### [Your goal]
Set down all of the data exactly as it appears.

### [Supplied data]
# # #
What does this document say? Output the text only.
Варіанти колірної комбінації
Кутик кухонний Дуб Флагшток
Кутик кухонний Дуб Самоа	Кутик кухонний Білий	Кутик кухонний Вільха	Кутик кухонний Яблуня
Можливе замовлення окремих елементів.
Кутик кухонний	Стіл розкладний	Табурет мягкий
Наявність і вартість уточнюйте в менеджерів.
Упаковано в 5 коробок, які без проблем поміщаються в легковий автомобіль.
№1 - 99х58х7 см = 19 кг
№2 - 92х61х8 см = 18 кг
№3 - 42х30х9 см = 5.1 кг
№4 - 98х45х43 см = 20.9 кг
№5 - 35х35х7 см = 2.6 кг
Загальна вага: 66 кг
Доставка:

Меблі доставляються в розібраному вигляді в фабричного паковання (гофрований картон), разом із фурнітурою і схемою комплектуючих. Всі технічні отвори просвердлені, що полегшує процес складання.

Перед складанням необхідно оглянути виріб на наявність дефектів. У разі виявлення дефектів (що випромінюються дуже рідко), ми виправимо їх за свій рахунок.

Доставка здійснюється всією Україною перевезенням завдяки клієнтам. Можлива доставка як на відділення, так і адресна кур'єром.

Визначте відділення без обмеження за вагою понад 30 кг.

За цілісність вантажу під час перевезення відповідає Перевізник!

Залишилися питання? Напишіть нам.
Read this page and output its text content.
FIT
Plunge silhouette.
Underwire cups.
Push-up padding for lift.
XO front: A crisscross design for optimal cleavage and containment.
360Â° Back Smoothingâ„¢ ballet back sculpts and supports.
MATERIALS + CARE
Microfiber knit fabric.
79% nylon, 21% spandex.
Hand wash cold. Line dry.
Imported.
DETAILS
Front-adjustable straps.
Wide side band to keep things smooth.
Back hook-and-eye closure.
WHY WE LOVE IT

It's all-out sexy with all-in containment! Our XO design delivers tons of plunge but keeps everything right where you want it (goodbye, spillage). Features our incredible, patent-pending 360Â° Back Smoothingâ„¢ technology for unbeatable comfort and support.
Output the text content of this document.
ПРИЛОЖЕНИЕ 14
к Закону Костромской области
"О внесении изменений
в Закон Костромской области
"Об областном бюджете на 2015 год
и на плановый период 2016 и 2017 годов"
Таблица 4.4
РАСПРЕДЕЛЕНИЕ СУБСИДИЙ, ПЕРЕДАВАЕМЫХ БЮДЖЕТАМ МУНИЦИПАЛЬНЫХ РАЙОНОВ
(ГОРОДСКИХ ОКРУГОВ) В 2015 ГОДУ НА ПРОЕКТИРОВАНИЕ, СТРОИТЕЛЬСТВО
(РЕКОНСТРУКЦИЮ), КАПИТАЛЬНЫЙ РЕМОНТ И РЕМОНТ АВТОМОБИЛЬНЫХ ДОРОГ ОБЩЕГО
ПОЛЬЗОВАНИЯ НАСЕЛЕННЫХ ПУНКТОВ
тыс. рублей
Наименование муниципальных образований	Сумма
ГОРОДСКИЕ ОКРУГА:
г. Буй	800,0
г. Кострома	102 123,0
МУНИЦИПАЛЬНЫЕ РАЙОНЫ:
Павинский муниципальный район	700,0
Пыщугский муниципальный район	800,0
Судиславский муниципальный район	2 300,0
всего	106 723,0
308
# # #
### [Solution to this problem]
What does this document say? Output the text only.
Варіанти колірної комбінації
Кутик кухонний Дуб Флагшток
Кутик кухонний Дуб Самоа	Кутик кухонний Білий	Кутик кухонний Вільха	Кутик кухонний Яблуня
Можливе замовлення окремих елементів.
Кутик кухонний	Стіл розкладний	Табурет мягкий
Наявність і вартість уточнюйте в менеджерів.
Упаковано в 5 коробок, які без проблем поміщаються в легковий автомобіль.
№1 - 99х58х7 см = 19 кг
№2 - 92х61х8 см = 18 кг
№3 - 42х30х9 см = 5.1 кг
№4 - 98х45х43 см = 20.9 кг
№5 - 35х35х7 см = 2.6 кг
Загальна вага: 66 кг
Доставка:

Меблі доставляються в розібраному вигляді в фабричного паковання (гофрований картон), разом із фурнітурою і схемою комплектуючих. Всі технічні отвори просвердлені, що полегшує процес складання.

Перед складанням необхідно оглянути виріб на наявність дефектів. У разі виявлення дефектів (що випромінюються дуже рідко), ми виправимо їх за свій рахунок.

Доставка здійснюється всією Україною перевезенням завдяки клієнтам. Можлива доставка як на відділення, так і адресна кур'єром.

Визначте відділення без обмеження за вагою понад 30 кг.

За цілісність вантажу під час перевезення відповідає Перевізник!

Залишилися питання? Напишіть нам.
Read this page and output its text content.
FIT
Plunge silhouette.
Underwire cups.
Push-up padding for lift.
XO front: A crisscross design for optimal cleavage and containment.
360Â° Back Smoothingâ„¢ ballet back sculpts and supports.
MATERIALS + CARE
Microfiber knit fabric.
79% nylon, 21% spandex.
Hand wash cold. Line dry.
Imported.
DETAILS
Front-adjustable straps.
Wide side band to keep things smooth.
Back hook-and-eye closure.
WHY WE LOVE IT

It's all-out sexy with all-in containment! Our XO design delivers tons of plunge but keeps everything right where you want it (goodbye, spillage). Features our incredible, patent-pending 360Â° Back Smoothingâ„¢ technology for unbeatable comfort and support.
Output the text content of this document.
ПРИЛОЖЕНИЕ 14
к Закону Костромской области
"О внесении изменений
в Закон Костромской области
"Об областном бюджете на 2015 год
и на плановый период 2016 и 2017 годов"
Таблица 4.4
РАСПРЕДЕЛЕНИЕ СУБСИДИЙ, ПЕРЕДАВАЕМЫХ БЮДЖЕТАМ МУНИЦИПАЛЬНЫХ РАЙОНОВ
(ГОРОДСКИХ ОКРУГОВ) В 2015 ГОДУ НА ПРОЕКТИРОВАНИЕ, СТРОИТЕЛЬСТВО
(РЕКОНСТРУКЦИЮ), КАПИТАЛЬНЫЙ РЕМОНТ И РЕМОНТ АВТОМОБИЛЬНЫХ ДОРОГ ОБЩЕГО
ПОЛЬЗОВАНИЯ НАСЕЛЕННЫХ ПУНКТОВ
тыс. рублей
Наименование муниципальных образований	Сумма
ГОРОДСКИЕ ОКРУГА:
г. Буй	800,0
г. Кострома	102 123,0
МУНИЦИПАЛЬНЫЕ РАЙОНЫ:
Павинский муниципальный район	700,0
Пыщугский муниципальный район	800,0
Судиславский муниципальный район	2 300,0
всего	106 723,0
308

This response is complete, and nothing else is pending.